▶ _TASK PROMPT_
Hunt for the word "CASTRO" across the entries below, copying each line that holds it.
=-=-=
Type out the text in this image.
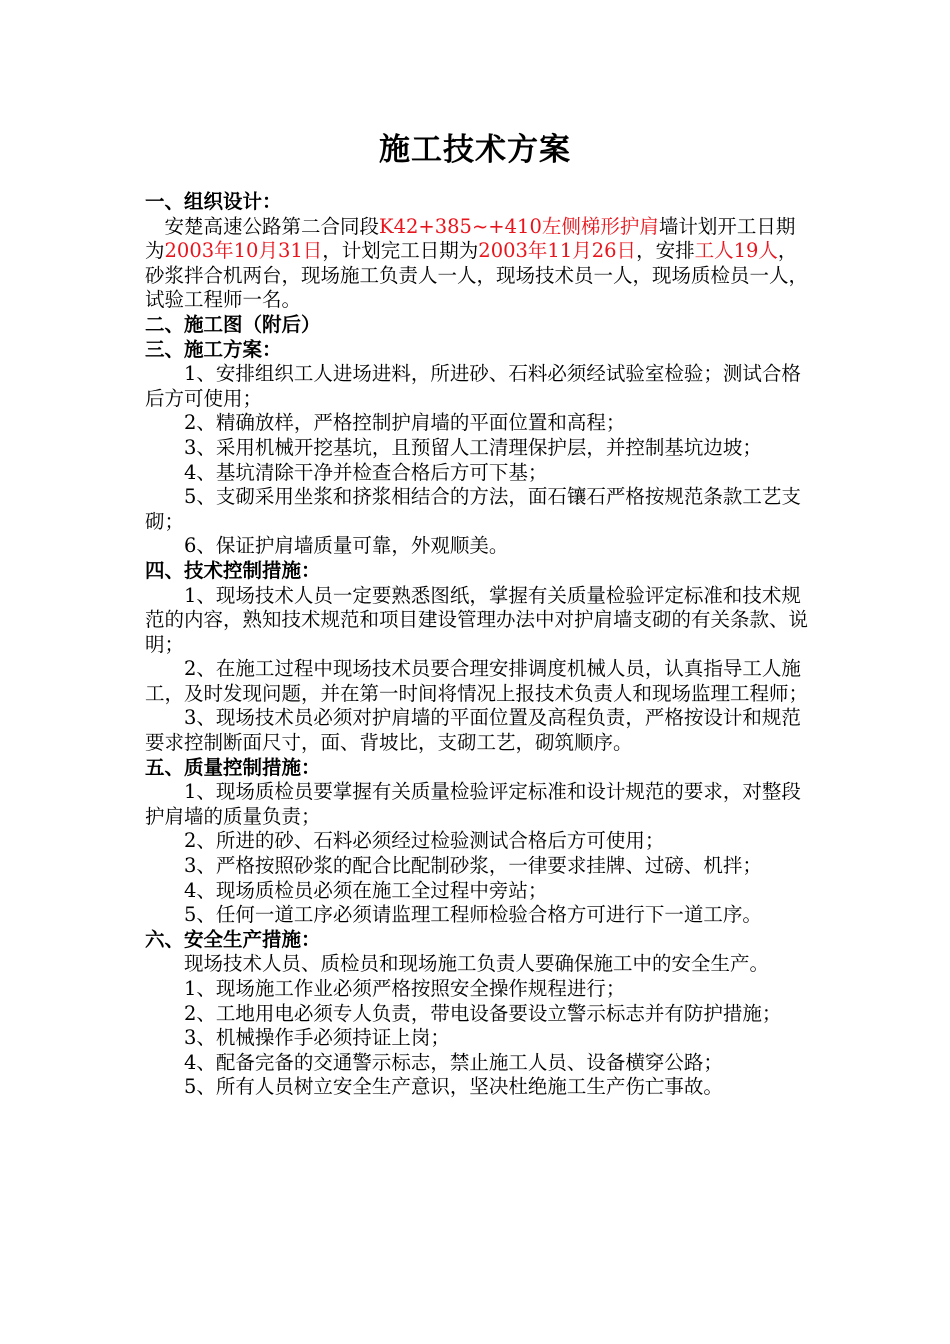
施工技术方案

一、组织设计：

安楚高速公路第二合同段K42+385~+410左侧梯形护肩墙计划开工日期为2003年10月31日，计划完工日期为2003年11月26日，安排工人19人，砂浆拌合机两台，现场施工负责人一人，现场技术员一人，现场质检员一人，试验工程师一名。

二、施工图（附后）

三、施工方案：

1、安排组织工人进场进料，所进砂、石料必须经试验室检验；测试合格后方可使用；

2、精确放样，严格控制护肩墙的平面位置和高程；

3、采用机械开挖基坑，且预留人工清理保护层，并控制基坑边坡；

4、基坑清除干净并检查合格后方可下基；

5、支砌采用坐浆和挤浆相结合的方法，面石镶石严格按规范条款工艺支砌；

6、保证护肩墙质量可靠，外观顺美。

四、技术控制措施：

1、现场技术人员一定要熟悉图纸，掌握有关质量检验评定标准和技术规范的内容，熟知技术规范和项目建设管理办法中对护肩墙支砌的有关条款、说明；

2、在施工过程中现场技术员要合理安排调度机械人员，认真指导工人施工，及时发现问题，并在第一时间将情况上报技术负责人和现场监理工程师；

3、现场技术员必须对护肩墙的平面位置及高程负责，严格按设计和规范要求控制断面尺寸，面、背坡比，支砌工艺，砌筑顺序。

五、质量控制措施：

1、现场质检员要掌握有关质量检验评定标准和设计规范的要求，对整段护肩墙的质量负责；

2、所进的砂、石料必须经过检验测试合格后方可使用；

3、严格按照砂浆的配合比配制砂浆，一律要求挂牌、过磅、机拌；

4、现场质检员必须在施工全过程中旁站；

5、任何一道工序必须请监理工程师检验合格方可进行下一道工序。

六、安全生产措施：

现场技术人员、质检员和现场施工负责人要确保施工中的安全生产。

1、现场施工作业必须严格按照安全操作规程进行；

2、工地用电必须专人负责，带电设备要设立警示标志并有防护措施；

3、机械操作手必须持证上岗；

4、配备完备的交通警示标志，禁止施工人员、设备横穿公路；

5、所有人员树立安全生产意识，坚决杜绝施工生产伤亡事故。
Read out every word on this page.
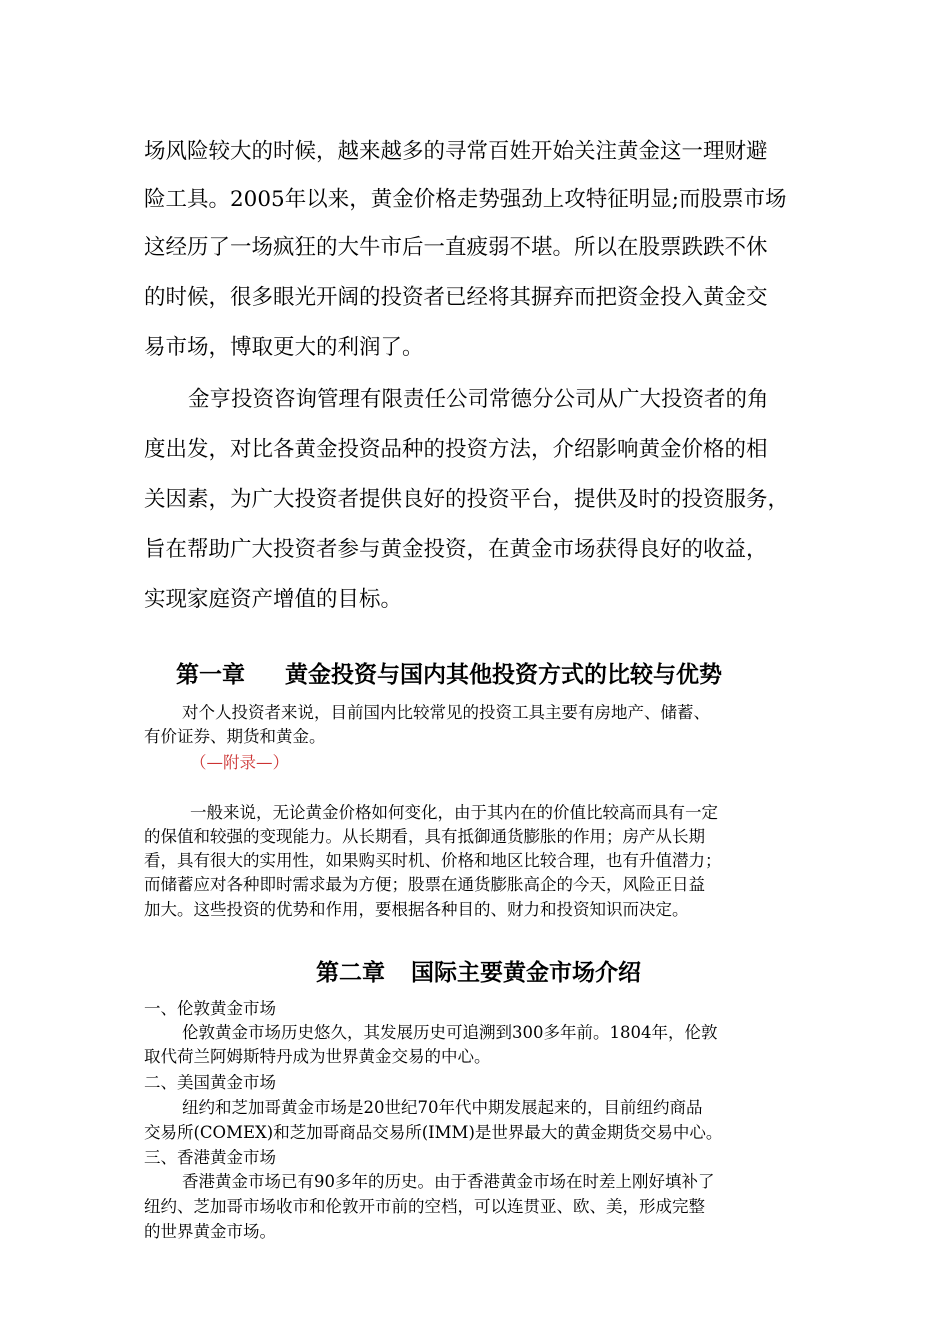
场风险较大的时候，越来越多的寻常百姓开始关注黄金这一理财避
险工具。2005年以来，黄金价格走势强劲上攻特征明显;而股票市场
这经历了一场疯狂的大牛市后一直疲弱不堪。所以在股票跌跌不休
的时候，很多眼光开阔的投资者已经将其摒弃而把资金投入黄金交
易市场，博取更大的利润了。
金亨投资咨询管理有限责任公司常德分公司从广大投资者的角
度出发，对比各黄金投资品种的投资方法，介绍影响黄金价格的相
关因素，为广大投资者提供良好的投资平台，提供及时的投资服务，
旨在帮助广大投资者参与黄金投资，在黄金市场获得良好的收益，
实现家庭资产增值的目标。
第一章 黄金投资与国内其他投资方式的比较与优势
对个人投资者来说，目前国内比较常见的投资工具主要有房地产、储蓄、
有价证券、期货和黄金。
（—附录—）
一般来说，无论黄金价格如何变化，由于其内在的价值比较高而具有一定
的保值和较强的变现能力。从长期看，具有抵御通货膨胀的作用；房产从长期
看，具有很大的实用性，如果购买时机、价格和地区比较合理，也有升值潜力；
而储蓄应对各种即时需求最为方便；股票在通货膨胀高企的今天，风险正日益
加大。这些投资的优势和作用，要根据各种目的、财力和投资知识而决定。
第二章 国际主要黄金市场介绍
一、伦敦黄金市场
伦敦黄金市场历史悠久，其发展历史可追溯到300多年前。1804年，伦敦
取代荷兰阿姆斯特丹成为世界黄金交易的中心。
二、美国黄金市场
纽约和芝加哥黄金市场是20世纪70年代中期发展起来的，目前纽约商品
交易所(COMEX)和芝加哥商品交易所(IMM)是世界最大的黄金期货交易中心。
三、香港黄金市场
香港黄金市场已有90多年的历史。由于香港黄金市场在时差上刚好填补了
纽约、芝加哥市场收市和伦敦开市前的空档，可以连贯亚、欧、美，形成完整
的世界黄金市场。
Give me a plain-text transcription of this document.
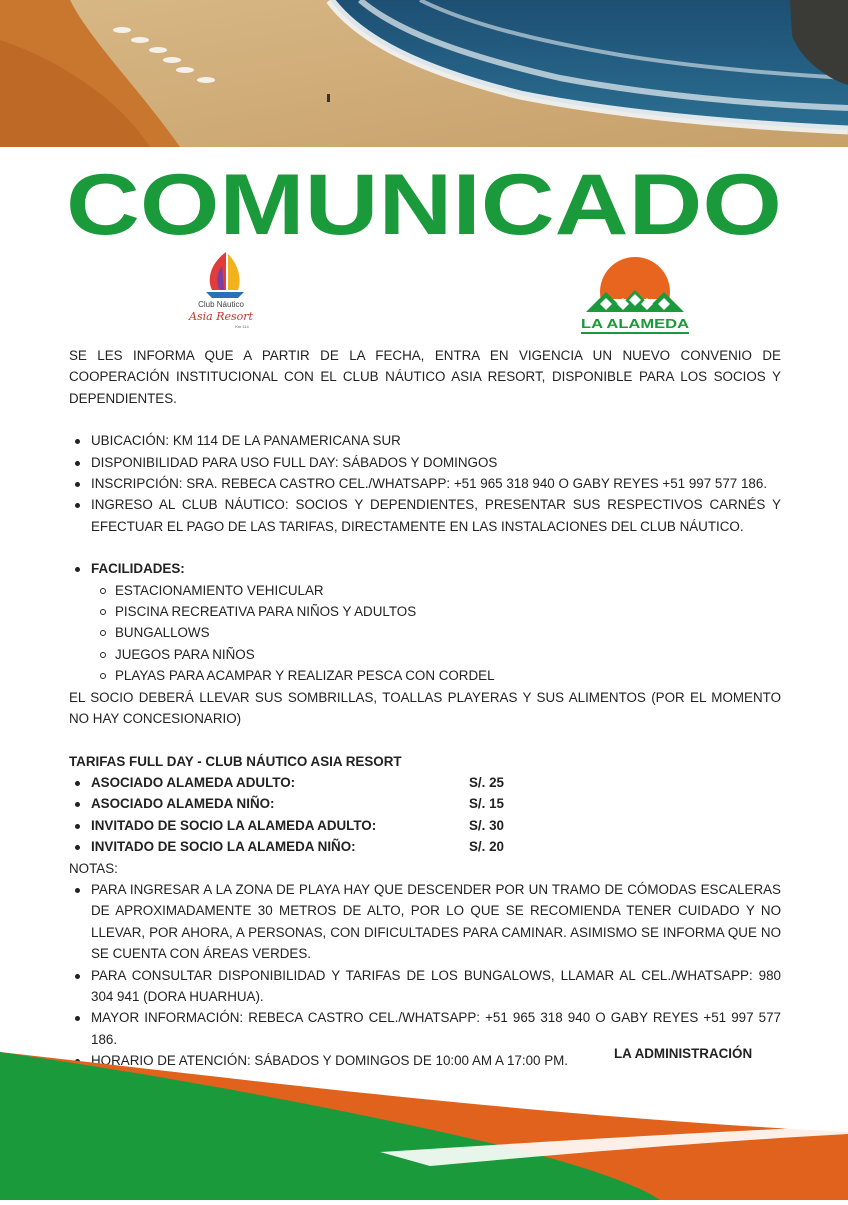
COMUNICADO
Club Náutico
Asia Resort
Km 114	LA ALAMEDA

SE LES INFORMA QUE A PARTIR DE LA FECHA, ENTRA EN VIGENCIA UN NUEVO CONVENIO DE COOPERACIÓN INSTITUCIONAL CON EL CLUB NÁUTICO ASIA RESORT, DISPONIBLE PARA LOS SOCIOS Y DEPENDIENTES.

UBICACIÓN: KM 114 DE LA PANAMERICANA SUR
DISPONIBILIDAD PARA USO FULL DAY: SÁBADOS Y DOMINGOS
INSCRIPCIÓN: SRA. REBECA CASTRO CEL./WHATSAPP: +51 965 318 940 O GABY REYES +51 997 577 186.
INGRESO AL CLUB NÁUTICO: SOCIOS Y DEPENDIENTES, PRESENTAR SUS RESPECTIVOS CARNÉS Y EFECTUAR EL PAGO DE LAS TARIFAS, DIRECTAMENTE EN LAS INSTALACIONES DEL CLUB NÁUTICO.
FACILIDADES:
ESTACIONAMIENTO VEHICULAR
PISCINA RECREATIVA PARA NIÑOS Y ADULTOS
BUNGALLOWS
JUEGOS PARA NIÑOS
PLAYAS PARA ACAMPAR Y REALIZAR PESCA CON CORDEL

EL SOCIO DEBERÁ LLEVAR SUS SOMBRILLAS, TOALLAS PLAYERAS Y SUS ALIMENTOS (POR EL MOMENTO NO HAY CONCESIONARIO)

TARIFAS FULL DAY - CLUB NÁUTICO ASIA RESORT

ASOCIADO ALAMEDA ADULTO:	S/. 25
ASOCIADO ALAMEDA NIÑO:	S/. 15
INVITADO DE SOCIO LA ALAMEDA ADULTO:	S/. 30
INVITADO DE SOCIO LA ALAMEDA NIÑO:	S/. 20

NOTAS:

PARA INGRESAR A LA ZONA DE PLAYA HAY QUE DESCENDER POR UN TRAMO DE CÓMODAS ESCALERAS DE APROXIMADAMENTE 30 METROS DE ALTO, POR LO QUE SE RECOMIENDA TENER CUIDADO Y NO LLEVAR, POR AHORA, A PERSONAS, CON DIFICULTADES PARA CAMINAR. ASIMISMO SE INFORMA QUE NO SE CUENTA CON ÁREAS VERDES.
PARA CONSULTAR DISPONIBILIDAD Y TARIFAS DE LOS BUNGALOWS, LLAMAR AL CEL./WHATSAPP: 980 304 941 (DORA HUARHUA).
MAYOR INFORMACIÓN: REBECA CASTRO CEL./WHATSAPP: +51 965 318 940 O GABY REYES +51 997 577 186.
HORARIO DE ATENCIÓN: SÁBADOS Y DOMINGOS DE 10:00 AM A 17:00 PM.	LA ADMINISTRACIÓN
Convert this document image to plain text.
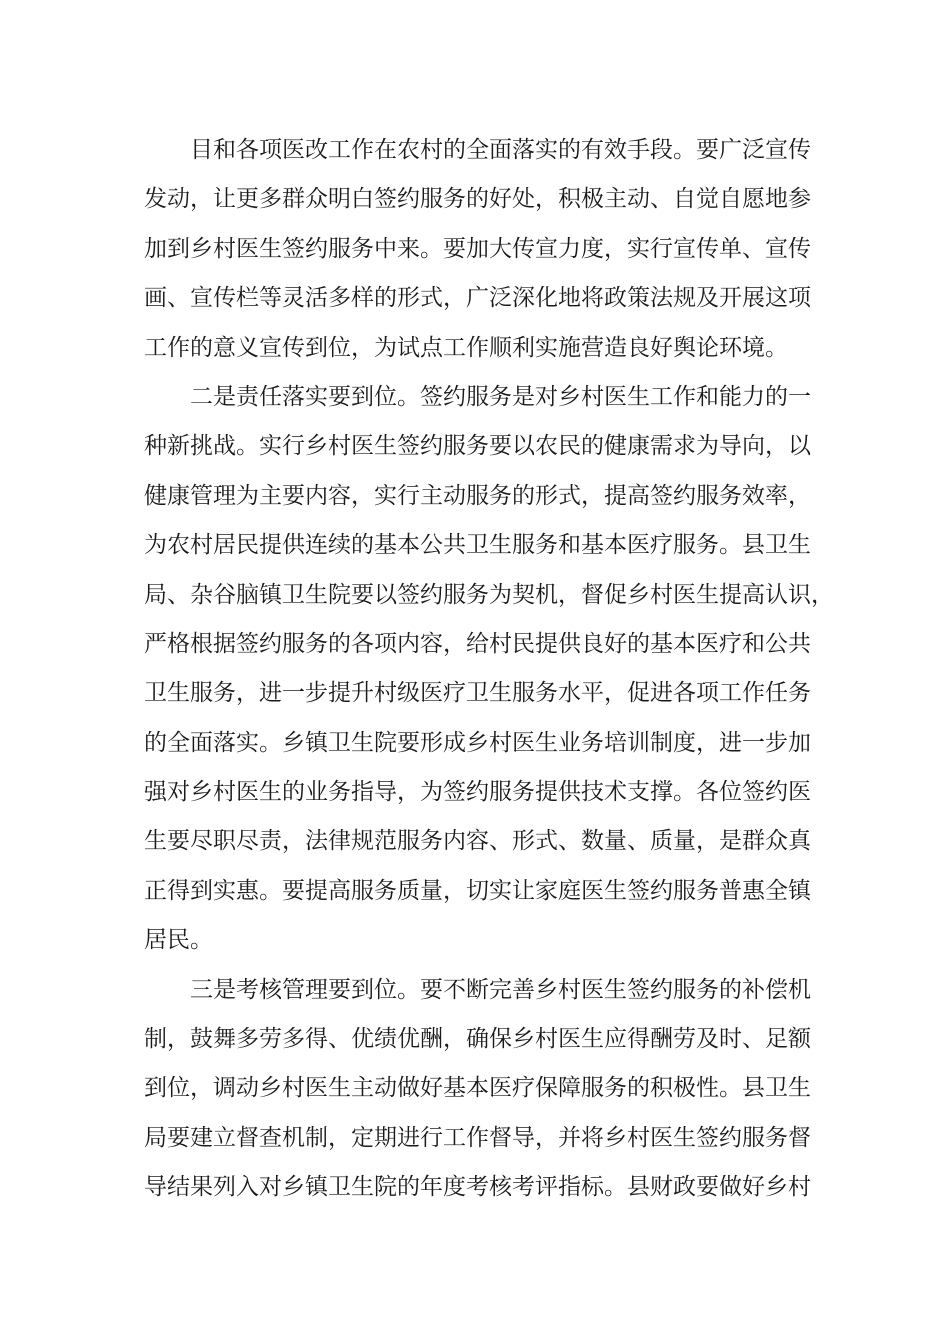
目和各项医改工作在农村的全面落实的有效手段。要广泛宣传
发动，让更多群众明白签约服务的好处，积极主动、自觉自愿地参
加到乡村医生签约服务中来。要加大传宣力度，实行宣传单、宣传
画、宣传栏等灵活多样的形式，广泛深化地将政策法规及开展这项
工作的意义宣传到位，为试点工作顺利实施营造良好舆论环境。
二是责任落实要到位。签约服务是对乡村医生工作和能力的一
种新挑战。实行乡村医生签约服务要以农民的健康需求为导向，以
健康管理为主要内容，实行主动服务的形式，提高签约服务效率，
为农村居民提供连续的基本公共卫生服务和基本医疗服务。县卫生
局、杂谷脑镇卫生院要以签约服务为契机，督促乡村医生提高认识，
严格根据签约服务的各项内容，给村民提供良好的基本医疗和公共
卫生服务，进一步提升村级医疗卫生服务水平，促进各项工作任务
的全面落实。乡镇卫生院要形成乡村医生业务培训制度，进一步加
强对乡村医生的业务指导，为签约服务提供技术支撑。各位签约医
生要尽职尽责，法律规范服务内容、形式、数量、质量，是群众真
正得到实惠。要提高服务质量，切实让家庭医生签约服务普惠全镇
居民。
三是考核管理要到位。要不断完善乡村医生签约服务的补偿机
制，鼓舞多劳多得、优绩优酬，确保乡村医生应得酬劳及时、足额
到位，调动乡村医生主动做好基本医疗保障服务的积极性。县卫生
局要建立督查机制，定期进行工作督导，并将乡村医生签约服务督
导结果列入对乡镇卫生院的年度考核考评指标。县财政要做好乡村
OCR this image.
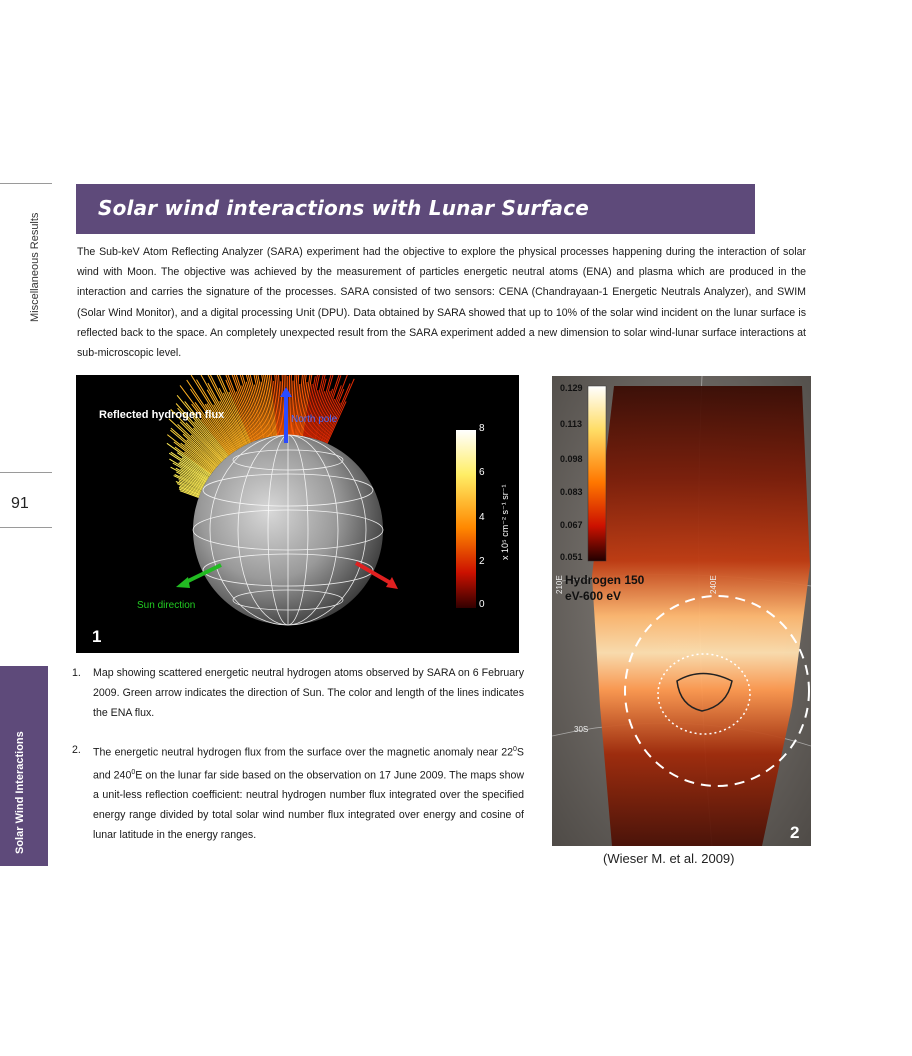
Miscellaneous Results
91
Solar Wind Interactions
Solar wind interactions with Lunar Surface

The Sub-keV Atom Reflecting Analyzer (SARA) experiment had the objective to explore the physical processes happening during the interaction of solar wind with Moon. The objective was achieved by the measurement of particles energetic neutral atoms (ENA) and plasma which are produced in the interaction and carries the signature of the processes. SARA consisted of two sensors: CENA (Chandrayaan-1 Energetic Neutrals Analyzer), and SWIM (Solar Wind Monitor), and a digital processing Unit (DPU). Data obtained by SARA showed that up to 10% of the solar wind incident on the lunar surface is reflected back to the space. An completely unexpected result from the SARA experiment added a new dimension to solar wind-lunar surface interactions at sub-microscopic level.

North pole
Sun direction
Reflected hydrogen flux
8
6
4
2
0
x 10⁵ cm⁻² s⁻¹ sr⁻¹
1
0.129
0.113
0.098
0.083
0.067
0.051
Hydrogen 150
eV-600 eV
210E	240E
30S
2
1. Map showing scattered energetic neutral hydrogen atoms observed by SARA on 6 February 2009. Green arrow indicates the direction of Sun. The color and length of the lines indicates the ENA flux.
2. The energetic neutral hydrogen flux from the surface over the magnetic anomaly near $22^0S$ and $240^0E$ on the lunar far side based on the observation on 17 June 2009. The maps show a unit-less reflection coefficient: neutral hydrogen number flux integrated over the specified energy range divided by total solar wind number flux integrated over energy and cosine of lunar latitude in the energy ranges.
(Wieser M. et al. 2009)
=-=-=
▶ _THE SOLUTION_
INSCRIPCIÓN: SRA. REBECA CASTRO CEL./WHATSAPP: +51 965 318 940 O GABY REYES +51 997 577 186.
MAYOR INFORMACIÓN: REBECA CASTRO CEL./WHATSAPP: +51 965 318 940 O GABY REYES +51 997 577 186.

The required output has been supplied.